What you need to do: Output every line of the material below verbatim, with no changes.

[Dataset entries]
- - - -

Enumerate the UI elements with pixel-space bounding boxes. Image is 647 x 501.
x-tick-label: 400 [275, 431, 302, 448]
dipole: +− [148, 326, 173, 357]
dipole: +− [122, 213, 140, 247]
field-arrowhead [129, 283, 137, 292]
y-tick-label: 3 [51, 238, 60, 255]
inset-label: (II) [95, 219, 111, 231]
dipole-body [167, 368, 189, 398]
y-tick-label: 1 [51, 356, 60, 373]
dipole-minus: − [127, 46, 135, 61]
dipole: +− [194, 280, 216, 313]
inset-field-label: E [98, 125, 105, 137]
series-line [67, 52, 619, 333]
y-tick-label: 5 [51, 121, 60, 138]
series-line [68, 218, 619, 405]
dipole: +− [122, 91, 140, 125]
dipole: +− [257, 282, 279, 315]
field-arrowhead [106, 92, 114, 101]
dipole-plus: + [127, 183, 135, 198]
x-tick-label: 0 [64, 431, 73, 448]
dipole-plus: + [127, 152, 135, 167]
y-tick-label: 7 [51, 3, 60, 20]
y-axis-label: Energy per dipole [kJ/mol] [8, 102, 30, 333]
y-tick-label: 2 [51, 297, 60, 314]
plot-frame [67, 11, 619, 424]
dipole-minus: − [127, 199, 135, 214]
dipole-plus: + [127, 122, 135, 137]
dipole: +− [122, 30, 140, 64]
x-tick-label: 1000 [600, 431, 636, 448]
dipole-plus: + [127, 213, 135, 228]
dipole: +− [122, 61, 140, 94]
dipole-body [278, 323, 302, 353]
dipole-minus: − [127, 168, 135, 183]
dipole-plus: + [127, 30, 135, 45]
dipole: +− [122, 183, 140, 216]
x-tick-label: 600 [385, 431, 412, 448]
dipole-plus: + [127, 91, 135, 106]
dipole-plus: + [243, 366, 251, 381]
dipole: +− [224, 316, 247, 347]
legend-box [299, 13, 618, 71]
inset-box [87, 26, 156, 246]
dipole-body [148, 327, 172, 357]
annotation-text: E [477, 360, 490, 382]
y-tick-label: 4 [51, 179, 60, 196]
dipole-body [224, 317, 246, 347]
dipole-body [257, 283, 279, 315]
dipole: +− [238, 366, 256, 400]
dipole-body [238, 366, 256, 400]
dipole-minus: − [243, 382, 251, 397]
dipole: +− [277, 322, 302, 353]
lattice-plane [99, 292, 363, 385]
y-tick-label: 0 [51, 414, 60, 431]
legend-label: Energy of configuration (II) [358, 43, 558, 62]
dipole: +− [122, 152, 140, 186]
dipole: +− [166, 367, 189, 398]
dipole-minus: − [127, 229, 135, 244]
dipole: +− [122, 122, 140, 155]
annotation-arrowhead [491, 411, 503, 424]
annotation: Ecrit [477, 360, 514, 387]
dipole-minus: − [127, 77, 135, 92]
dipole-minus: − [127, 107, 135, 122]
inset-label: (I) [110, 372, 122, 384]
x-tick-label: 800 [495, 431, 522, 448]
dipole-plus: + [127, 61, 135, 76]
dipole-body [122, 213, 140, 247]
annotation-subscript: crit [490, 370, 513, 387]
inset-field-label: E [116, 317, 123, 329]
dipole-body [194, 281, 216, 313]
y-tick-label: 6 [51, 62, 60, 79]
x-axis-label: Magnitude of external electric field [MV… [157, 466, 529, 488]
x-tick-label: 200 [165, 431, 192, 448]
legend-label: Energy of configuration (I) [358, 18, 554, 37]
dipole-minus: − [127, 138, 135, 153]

- - - -

Expected output:
Enumerate the UI elements with pixel-space bounding boxes. Image is 647 x 501.
x-tick-label: 400 [275, 431, 302, 448]
dipole: +− [148, 326, 173, 357]
dipole: +− [122, 213, 140, 247]
field-arrowhead [129, 283, 137, 292]
y-tick-label: 3 [51, 238, 60, 255]
inset-label: (II) [95, 219, 111, 231]
dipole-body [167, 368, 189, 398]
y-tick-label: 1 [51, 356, 60, 373]
dipole-minus: − [127, 46, 135, 61]
dipole: +− [194, 280, 216, 313]
inset-field-label: E [98, 125, 105, 137]
series-line [67, 52, 619, 333]
y-tick-label: 5 [51, 121, 60, 138]
series-line [68, 218, 619, 405]
dipole: +− [122, 91, 140, 125]
dipole: +− [257, 282, 279, 315]
field-arrowhead [106, 92, 114, 101]
dipole-plus: + [127, 183, 135, 198]
x-tick-label: 0 [64, 431, 73, 448]
dipole-plus: + [127, 152, 135, 167]
y-tick-label: 7 [51, 3, 60, 20]
y-axis-label: Energy per dipole [kJ/mol] [8, 102, 30, 333]
y-tick-label: 2 [51, 297, 60, 314]
plot-frame [67, 11, 619, 424]
dipole-minus: − [127, 199, 135, 214]
dipole-plus: + [127, 122, 135, 137]
dipole: +− [122, 30, 140, 64]
x-tick-label: 1000 [600, 431, 636, 448]
dipole-plus: + [127, 213, 135, 228]
dipole: +− [122, 61, 140, 94]
dipole-body [278, 323, 302, 353]
dipole-minus: − [127, 168, 135, 183]
dipole-plus: + [127, 30, 135, 45]
dipole: +− [122, 183, 140, 216]
x-tick-label: 600 [385, 431, 412, 448]
dipole-plus: + [127, 91, 135, 106]
dipole-plus: + [243, 366, 251, 381]
dipole: +− [224, 316, 247, 347]
legend-box [299, 13, 618, 71]
inset-box [87, 26, 156, 246]
dipole-body [148, 327, 172, 357]
annotation-text: E [477, 360, 490, 382]
y-tick-label: 4 [51, 179, 60, 196]
dipole-body [224, 317, 246, 347]
dipole-body [257, 283, 279, 315]
dipole: +− [238, 366, 256, 400]
dipole-body [238, 366, 256, 400]
dipole-minus: − [243, 382, 251, 397]
dipole: +− [277, 322, 302, 353]
lattice-plane [99, 292, 363, 385]
y-tick-label: 0 [51, 414, 60, 431]
legend-label: Energy of configuration (II) [358, 43, 558, 62]
dipole: +− [122, 152, 140, 186]
dipole: +− [166, 367, 189, 398]
dipole-minus: − [127, 229, 135, 244]
dipole: +− [122, 122, 140, 155]
annotation-arrowhead [491, 411, 503, 424]
annotation: Ecrit [477, 360, 514, 387]
dipole-minus: − [127, 77, 135, 92]
dipole-minus: − [127, 107, 135, 122]
inset-label: (I) [110, 372, 122, 384]
x-tick-label: 800 [495, 431, 522, 448]
dipole-plus: + [127, 61, 135, 76]
dipole-body [122, 213, 140, 247]
annotation-subscript: crit [490, 370, 513, 387]
inset-field-label: E [116, 317, 123, 329]
dipole-body [194, 281, 216, 313]
y-tick-label: 6 [51, 62, 60, 79]
x-axis-label: Magnitude of external electric field [MV… [157, 466, 529, 488]
x-tick-label: 200 [165, 431, 192, 448]
legend-label: Energy of configuration (I) [358, 18, 554, 37]
dipole-minus: − [127, 138, 135, 153]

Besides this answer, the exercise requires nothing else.